### What you should do
Repeat verbatim the lines of the listing from the line containing "calendar-cell: 22Sunrise: 6:05" through the line containing "calendar-cell: 21Sunrise: 6:04", including both of those lines.

(Data records)
((
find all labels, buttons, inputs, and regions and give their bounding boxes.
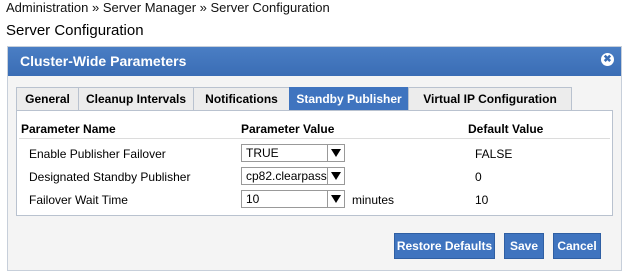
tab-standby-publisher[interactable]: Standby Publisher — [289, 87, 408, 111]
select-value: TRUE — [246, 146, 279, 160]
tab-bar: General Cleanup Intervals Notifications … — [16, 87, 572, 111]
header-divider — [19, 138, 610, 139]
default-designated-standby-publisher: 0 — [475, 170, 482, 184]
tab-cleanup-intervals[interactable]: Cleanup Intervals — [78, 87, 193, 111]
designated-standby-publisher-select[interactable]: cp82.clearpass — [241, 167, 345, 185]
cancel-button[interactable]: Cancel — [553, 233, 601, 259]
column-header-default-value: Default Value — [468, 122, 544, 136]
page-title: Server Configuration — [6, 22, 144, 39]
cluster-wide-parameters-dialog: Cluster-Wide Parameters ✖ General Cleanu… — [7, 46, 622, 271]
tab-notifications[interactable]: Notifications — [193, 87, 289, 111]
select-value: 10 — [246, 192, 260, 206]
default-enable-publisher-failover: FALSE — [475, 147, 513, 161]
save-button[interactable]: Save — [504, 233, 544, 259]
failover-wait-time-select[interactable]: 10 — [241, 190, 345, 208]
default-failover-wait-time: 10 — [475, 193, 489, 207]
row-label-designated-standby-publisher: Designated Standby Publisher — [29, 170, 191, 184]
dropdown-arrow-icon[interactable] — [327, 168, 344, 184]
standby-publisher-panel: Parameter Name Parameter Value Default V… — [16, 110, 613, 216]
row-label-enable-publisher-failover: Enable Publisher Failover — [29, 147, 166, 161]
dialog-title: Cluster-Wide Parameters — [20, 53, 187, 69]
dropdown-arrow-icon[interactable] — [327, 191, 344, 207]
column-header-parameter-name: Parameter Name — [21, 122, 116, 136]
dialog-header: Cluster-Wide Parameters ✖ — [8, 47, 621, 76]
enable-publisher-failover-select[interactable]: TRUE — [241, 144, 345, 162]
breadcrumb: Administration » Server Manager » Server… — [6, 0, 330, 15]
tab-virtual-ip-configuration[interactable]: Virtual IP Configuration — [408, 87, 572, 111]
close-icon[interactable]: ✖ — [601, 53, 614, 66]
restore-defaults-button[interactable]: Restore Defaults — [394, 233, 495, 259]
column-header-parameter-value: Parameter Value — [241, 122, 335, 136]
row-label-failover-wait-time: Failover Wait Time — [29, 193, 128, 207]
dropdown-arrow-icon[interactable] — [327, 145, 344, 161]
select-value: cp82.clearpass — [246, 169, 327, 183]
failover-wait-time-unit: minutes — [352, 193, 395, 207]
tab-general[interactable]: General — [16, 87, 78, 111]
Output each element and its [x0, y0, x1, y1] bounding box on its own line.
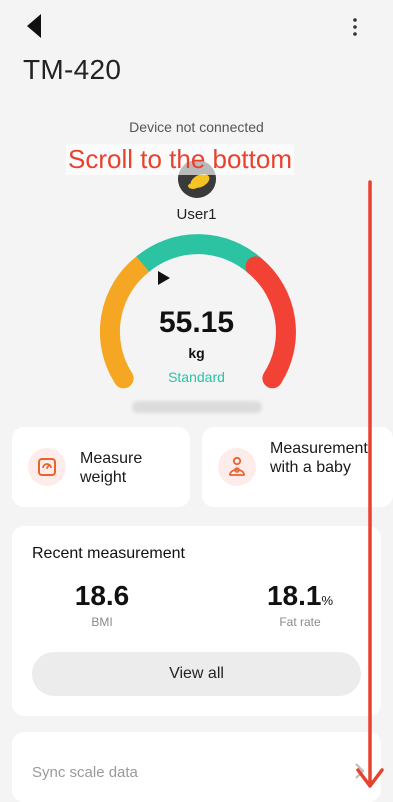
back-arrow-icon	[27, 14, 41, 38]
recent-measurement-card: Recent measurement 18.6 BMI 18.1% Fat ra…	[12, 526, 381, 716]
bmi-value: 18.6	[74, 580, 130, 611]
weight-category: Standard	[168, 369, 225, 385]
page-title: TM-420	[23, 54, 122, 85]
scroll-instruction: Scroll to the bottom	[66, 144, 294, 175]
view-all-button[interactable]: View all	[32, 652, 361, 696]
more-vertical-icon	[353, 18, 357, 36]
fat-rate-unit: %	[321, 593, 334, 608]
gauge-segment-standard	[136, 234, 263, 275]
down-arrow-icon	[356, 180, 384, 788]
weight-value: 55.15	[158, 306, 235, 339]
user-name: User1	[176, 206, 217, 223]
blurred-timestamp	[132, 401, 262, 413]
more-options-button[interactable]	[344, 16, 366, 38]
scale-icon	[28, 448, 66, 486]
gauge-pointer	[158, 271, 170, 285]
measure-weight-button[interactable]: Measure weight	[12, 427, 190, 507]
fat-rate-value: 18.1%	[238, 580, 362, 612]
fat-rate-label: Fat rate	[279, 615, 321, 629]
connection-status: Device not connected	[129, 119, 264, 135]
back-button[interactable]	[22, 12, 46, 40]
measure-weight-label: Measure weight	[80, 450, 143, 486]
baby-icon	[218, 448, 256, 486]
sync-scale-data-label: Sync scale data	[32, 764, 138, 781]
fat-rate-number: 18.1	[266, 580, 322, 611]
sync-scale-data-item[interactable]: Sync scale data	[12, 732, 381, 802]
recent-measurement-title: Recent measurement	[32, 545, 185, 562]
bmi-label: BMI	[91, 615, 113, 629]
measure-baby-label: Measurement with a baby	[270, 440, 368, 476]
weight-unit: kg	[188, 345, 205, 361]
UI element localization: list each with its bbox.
))
((
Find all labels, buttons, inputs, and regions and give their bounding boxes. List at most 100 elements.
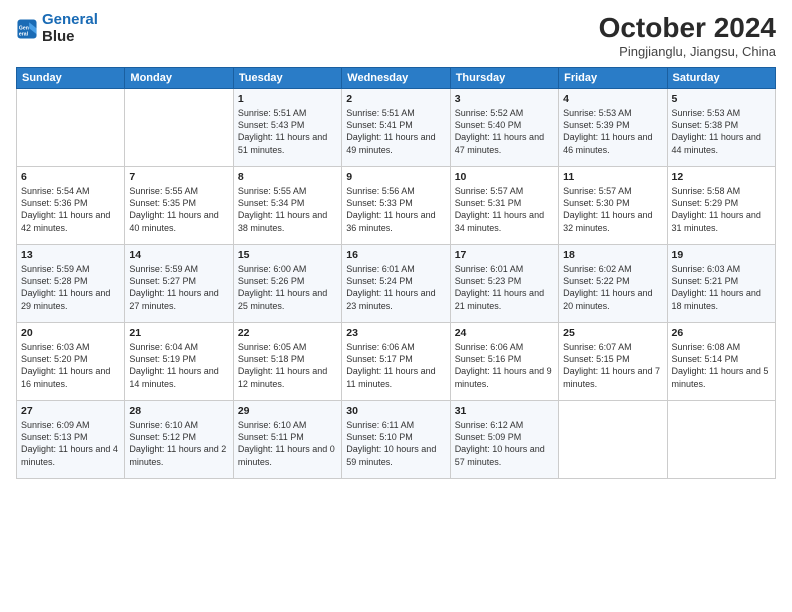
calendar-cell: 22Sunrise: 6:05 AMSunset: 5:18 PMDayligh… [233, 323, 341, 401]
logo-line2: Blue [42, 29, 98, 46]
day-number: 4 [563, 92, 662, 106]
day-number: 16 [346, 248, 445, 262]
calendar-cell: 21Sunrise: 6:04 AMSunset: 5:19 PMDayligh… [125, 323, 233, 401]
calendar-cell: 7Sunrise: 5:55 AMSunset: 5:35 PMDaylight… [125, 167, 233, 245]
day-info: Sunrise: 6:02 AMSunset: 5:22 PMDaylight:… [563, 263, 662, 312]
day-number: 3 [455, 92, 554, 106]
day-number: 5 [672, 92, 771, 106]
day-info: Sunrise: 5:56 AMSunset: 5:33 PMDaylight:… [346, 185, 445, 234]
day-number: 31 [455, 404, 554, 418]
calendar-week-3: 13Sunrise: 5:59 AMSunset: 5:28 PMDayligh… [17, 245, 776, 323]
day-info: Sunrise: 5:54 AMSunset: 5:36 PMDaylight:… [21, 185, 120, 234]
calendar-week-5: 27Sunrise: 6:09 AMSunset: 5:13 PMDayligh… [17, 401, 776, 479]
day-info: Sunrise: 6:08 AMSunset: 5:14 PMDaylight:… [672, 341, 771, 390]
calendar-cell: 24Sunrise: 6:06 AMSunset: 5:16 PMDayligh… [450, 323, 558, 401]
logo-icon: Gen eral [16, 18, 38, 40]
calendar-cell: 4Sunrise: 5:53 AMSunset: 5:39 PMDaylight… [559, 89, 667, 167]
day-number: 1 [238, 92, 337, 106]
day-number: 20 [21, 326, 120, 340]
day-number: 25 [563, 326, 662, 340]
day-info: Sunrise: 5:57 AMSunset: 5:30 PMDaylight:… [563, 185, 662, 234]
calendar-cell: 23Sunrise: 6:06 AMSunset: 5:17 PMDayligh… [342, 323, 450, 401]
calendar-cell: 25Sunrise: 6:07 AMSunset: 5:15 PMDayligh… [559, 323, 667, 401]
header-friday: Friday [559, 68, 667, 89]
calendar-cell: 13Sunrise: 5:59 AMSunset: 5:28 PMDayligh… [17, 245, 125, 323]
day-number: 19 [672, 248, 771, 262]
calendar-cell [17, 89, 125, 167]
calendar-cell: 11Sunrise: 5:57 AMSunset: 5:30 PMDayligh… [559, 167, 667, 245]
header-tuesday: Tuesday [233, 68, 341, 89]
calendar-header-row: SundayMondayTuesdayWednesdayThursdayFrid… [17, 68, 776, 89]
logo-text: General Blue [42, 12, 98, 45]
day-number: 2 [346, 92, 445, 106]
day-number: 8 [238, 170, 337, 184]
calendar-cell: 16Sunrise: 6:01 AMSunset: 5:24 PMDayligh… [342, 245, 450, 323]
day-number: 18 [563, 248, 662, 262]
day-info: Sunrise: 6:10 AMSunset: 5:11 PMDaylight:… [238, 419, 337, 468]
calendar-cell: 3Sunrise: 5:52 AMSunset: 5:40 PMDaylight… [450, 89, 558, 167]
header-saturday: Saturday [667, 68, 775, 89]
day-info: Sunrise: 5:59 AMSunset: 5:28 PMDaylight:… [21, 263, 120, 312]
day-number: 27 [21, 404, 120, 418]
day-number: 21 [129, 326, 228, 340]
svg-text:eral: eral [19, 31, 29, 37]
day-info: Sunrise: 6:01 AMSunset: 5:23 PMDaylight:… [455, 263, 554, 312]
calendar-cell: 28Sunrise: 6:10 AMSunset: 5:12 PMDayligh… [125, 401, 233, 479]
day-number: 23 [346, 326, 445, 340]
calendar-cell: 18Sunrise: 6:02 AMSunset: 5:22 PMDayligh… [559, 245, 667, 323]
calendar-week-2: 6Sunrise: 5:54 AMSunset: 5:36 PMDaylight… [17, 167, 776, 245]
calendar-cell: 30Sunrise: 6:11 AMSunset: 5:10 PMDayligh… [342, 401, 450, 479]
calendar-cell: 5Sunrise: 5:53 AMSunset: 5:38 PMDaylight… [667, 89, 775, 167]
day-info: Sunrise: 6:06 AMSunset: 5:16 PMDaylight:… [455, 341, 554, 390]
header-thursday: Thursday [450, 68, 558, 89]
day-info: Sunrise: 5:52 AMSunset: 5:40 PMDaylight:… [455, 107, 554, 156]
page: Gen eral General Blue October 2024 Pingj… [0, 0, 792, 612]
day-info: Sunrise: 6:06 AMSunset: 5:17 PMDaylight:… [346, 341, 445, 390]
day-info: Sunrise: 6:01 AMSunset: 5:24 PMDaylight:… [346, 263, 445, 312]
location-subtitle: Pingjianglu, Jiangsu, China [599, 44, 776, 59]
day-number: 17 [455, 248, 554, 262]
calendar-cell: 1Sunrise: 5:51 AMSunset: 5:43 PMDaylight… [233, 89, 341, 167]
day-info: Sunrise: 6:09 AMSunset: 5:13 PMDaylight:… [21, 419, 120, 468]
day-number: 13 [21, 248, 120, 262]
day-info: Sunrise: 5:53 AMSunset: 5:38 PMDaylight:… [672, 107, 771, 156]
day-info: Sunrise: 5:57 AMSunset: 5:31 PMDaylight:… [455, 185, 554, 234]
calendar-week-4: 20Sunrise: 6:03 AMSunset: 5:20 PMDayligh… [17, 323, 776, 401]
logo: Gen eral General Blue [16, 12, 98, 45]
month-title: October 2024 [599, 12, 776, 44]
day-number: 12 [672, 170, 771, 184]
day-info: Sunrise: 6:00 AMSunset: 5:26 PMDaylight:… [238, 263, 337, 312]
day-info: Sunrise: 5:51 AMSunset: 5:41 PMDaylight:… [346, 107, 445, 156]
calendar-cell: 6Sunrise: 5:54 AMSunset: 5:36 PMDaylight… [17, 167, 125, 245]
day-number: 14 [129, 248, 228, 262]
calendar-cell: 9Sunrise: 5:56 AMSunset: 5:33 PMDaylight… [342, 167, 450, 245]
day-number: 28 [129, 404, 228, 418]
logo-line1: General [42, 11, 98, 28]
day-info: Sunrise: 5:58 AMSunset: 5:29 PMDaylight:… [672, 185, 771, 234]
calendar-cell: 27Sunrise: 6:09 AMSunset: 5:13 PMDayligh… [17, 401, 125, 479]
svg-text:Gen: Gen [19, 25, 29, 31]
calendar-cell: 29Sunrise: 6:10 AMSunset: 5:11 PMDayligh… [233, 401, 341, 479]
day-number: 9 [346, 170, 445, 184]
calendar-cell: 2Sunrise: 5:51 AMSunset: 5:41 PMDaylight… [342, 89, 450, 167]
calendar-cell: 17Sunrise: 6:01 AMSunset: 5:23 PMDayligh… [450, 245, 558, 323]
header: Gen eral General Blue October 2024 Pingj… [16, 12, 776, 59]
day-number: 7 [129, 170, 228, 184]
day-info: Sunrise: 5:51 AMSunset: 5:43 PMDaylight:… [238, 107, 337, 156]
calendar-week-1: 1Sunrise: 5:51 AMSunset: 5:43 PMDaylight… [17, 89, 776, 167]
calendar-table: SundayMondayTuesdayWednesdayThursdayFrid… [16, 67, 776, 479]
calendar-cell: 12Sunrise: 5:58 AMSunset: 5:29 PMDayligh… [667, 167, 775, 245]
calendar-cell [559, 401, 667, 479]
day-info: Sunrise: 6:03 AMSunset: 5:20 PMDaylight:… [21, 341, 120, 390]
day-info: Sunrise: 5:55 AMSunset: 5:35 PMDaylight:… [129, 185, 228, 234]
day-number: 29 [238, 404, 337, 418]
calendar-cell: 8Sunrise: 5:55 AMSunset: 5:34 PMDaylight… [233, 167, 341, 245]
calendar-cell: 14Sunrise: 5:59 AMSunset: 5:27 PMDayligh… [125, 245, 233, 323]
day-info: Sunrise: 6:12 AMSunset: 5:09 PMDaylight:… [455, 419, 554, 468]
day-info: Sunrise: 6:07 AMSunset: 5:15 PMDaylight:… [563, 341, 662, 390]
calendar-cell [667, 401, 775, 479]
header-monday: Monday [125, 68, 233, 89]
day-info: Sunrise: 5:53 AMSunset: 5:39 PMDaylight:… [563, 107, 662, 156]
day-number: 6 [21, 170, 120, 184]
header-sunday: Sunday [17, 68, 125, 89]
))
### Written answer
calendar-cell: 22Sunrise: 6:05 AMSunset: 5:18 PMDayligh… [233, 323, 341, 401]
logo-line2: Blue [42, 29, 98, 46]
day-number: 4 [563, 92, 662, 106]
day-number: 16 [346, 248, 445, 262]
calendar-cell: 21Sunrise: 6:04 AMSunset: 5:19 PMDayligh… [125, 323, 233, 401]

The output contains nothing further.